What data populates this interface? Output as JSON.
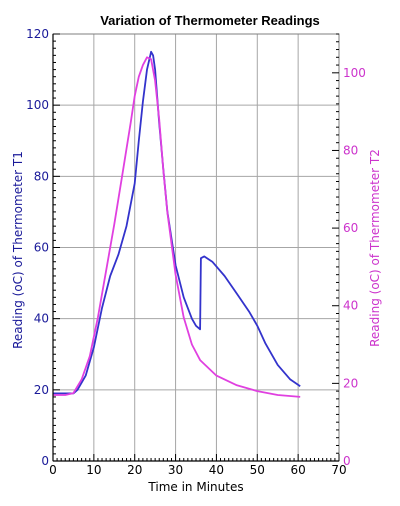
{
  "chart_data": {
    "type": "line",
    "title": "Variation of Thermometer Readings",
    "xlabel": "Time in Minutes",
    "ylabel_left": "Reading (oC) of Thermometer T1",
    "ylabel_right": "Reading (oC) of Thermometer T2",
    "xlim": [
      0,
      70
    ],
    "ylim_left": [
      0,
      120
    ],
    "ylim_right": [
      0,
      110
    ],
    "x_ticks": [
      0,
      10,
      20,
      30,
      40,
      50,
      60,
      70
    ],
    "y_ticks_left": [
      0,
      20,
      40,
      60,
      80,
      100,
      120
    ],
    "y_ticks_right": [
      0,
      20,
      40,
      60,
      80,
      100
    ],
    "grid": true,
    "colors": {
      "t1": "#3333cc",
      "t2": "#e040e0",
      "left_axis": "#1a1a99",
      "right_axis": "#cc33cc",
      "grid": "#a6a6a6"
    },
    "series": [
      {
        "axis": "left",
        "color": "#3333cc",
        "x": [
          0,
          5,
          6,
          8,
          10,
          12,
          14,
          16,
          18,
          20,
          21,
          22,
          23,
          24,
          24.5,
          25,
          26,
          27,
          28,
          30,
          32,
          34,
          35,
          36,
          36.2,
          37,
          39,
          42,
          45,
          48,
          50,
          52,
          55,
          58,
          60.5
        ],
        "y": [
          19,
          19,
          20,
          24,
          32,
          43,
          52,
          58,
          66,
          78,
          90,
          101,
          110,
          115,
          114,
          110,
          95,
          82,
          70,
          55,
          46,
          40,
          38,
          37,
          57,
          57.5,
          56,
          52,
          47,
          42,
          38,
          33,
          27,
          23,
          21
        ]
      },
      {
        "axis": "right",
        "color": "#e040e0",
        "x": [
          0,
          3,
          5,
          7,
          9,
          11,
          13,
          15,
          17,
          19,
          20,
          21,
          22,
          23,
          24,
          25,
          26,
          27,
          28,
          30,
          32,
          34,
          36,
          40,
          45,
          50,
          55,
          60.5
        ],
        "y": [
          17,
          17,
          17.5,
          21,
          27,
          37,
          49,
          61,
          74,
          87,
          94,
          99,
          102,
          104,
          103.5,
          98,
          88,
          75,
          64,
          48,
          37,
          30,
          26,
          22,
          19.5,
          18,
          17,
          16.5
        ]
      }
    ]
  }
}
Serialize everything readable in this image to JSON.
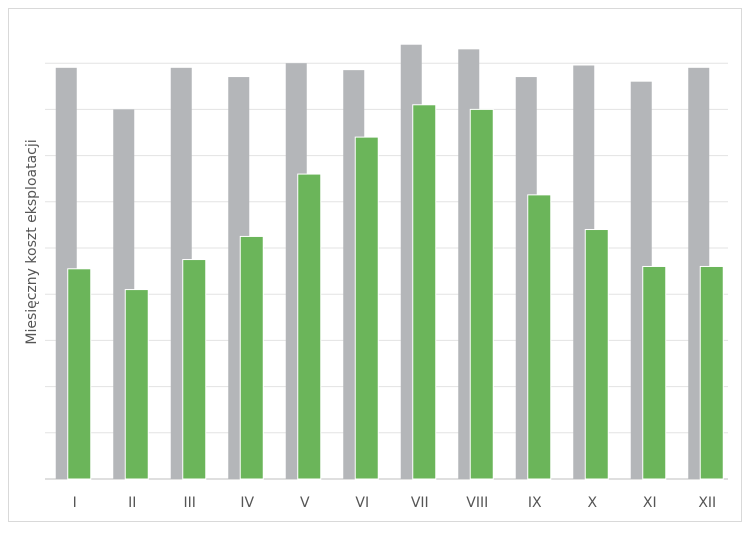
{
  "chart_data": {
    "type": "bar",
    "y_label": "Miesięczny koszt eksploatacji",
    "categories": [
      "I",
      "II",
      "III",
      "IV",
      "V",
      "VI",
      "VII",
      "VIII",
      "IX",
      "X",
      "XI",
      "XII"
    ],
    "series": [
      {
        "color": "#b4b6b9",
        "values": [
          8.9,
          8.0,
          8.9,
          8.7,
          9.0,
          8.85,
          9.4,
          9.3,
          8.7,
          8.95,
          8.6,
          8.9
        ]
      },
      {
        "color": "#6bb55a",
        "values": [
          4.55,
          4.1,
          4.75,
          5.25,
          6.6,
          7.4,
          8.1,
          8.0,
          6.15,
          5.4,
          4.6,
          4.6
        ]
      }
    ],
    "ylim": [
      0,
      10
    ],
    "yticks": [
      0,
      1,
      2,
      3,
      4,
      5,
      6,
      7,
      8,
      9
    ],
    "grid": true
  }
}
● ● ● ● ● ● ●
* [Exercise brief]:
Omit the pictures and output all of the other material exactly.

* [Answer to this exercise]:
What data populates this interface? Output as JSON.
{
  "chart_data": {
    "type": "line",
    "title": "Variation of Thermometer Readings",
    "xlabel": "Time in Minutes",
    "ylabel_left": "Reading (oC) of Thermometer T1",
    "ylabel_right": "Reading (oC) of Thermometer T2",
    "xlim": [
      0,
      70
    ],
    "ylim_left": [
      0,
      120
    ],
    "ylim_right": [
      0,
      110
    ],
    "x_ticks": [
      0,
      10,
      20,
      30,
      40,
      50,
      60,
      70
    ],
    "y_ticks_left": [
      0,
      20,
      40,
      60,
      80,
      100,
      120
    ],
    "y_ticks_right": [
      0,
      20,
      40,
      60,
      80,
      100
    ],
    "grid": true,
    "colors": {
      "t1": "#3333cc",
      "t2": "#e040e0",
      "left_axis": "#1a1a99",
      "right_axis": "#cc33cc",
      "grid": "#a6a6a6"
    },
    "series": [
      {
        "axis": "left",
        "color": "#3333cc",
        "x": [
          0,
          5,
          6,
          8,
          10,
          12,
          14,
          16,
          18,
          20,
          21,
          22,
          23,
          24,
          24.5,
          25,
          26,
          27,
          28,
          30,
          32,
          34,
          35,
          36,
          36.2,
          37,
          39,
          42,
          45,
          48,
          50,
          52,
          55,
          58,
          60.5
        ],
        "y": [
          19,
          19,
          20,
          24,
          32,
          43,
          52,
          58,
          66,
          78,
          90,
          101,
          110,
          115,
          114,
          110,
          95,
          82,
          70,
          55,
          46,
          40,
          38,
          37,
          57,
          57.5,
          56,
          52,
          47,
          42,
          38,
          33,
          27,
          23,
          21
        ]
      },
      {
        "axis": "right",
        "color": "#e040e0",
        "x": [
          0,
          3,
          5,
          7,
          9,
          11,
          13,
          15,
          17,
          19,
          20,
          21,
          22,
          23,
          24,
          25,
          26,
          27,
          28,
          30,
          32,
          34,
          36,
          40,
          45,
          50,
          55,
          60.5
        ],
        "y": [
          17,
          17,
          17.5,
          21,
          27,
          37,
          49,
          61,
          74,
          87,
          94,
          99,
          102,
          104,
          103.5,
          98,
          88,
          75,
          64,
          48,
          37,
          30,
          26,
          22,
          19.5,
          18,
          17,
          16.5
        ]
      }
    ]
  }
}
Serialize everything readable in this image to JSON.
{
  "chart_data": {
    "type": "bar",
    "y_label": "Miesięczny koszt eksploatacji",
    "categories": [
      "I",
      "II",
      "III",
      "IV",
      "V",
      "VI",
      "VII",
      "VIII",
      "IX",
      "X",
      "XI",
      "XII"
    ],
    "series": [
      {
        "color": "#b4b6b9",
        "values": [
          8.9,
          8.0,
          8.9,
          8.7,
          9.0,
          8.85,
          9.4,
          9.3,
          8.7,
          8.95,
          8.6,
          8.9
        ]
      },
      {
        "color": "#6bb55a",
        "values": [
          4.55,
          4.1,
          4.75,
          5.25,
          6.6,
          7.4,
          8.1,
          8.0,
          6.15,
          5.4,
          4.6,
          4.6
        ]
      }
    ],
    "ylim": [
      0,
      10
    ],
    "yticks": [
      0,
      1,
      2,
      3,
      4,
      5,
      6,
      7,
      8,
      9
    ],
    "grid": true
  }
}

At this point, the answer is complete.